* Start PROVIDED RECORDS *
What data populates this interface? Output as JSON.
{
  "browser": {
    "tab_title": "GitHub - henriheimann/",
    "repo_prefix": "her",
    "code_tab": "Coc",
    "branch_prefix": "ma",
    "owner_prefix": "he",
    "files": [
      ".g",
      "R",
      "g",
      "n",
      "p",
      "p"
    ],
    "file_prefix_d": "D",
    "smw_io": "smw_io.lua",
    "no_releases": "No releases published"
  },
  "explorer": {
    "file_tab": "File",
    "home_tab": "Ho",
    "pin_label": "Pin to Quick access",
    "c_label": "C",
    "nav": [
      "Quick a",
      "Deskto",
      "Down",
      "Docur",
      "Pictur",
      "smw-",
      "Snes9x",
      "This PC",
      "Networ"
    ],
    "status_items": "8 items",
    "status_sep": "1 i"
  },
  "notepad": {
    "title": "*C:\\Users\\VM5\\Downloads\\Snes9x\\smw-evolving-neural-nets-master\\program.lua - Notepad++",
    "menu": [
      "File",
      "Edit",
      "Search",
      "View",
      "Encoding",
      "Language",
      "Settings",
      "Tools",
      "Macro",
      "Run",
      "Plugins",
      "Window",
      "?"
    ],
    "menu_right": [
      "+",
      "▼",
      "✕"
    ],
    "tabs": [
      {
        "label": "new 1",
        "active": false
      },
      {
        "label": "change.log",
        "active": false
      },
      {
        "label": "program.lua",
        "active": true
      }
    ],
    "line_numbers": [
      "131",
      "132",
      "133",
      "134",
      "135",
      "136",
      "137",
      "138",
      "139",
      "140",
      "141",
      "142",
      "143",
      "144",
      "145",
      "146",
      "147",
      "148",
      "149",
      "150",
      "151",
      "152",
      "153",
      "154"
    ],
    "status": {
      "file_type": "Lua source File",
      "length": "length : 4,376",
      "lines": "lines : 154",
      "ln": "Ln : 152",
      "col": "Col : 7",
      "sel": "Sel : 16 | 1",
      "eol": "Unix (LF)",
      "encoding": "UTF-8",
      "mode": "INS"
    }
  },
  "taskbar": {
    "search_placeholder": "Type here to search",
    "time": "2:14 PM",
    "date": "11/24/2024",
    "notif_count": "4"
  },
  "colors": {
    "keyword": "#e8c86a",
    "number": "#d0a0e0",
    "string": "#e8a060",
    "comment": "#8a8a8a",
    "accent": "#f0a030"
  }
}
* End PROVIDED RECORDS *
REQUEST
The records above should be restated word for word, please.

SOLUTION TO THE EXERCISE
What data populates this interface? Output as JSON.
{
  "browser": {
    "tab_title": "GitHub - henriheimann/",
    "repo_prefix": "her",
    "code_tab": "Coc",
    "branch_prefix": "ma",
    "owner_prefix": "he",
    "files": [
      ".g",
      "R",
      "g",
      "n",
      "p",
      "p"
    ],
    "file_prefix_d": "D",
    "smw_io": "smw_io.lua",
    "no_releases": "No releases published"
  },
  "explorer": {
    "file_tab": "File",
    "home_tab": "Ho",
    "pin_label": "Pin to Quick access",
    "c_label": "C",
    "nav": [
      "Quick a",
      "Deskto",
      "Down",
      "Docur",
      "Pictur",
      "smw-",
      "Snes9x",
      "This PC",
      "Networ"
    ],
    "status_items": "8 items",
    "status_sep": "1 i"
  },
  "notepad": {
    "title": "*C:\\Users\\VM5\\Downloads\\Snes9x\\smw-evolving-neural-nets-master\\program.lua - Notepad++",
    "menu": [
      "File",
      "Edit",
      "Search",
      "View",
      "Encoding",
      "Language",
      "Settings",
      "Tools",
      "Macro",
      "Run",
      "Plugins",
      "Window",
      "?"
    ],
    "menu_right": [
      "+",
      "▼",
      "✕"
    ],
    "tabs": [
      {
        "label": "new 1",
        "active": false
      },
      {
        "label": "change.log",
        "active": false
      },
      {
        "label": "program.lua",
        "active": true
      }
    ],
    "line_numbers": [
      "131",
      "132",
      "133",
      "134",
      "135",
      "136",
      "137",
      "138",
      "139",
      "140",
      "141",
      "142",
      "143",
      "144",
      "145",
      "146",
      "147",
      "148",
      "149",
      "150",
      "151",
      "152",
      "153",
      "154"
    ],
    "status": {
      "file_type": "Lua source File",
      "length": "length : 4,376",
      "lines": "lines : 154",
      "ln": "Ln : 152",
      "col": "Col : 7",
      "sel": "Sel : 16 | 1",
      "eol": "Unix (LF)",
      "encoding": "UTF-8",
      "mode": "INS"
    }
  },
  "taskbar": {
    "search_placeholder": "Type here to search",
    "time": "2:14 PM",
    "date": "11/24/2024",
    "notif_count": "4"
  },
  "colors": {
    "keyword": "#e8c86a",
    "number": "#d0a0e0",
    "string": "#e8a060",
    "comment": "#8a8a8a",
    "accent": "#f0a030"
  }
}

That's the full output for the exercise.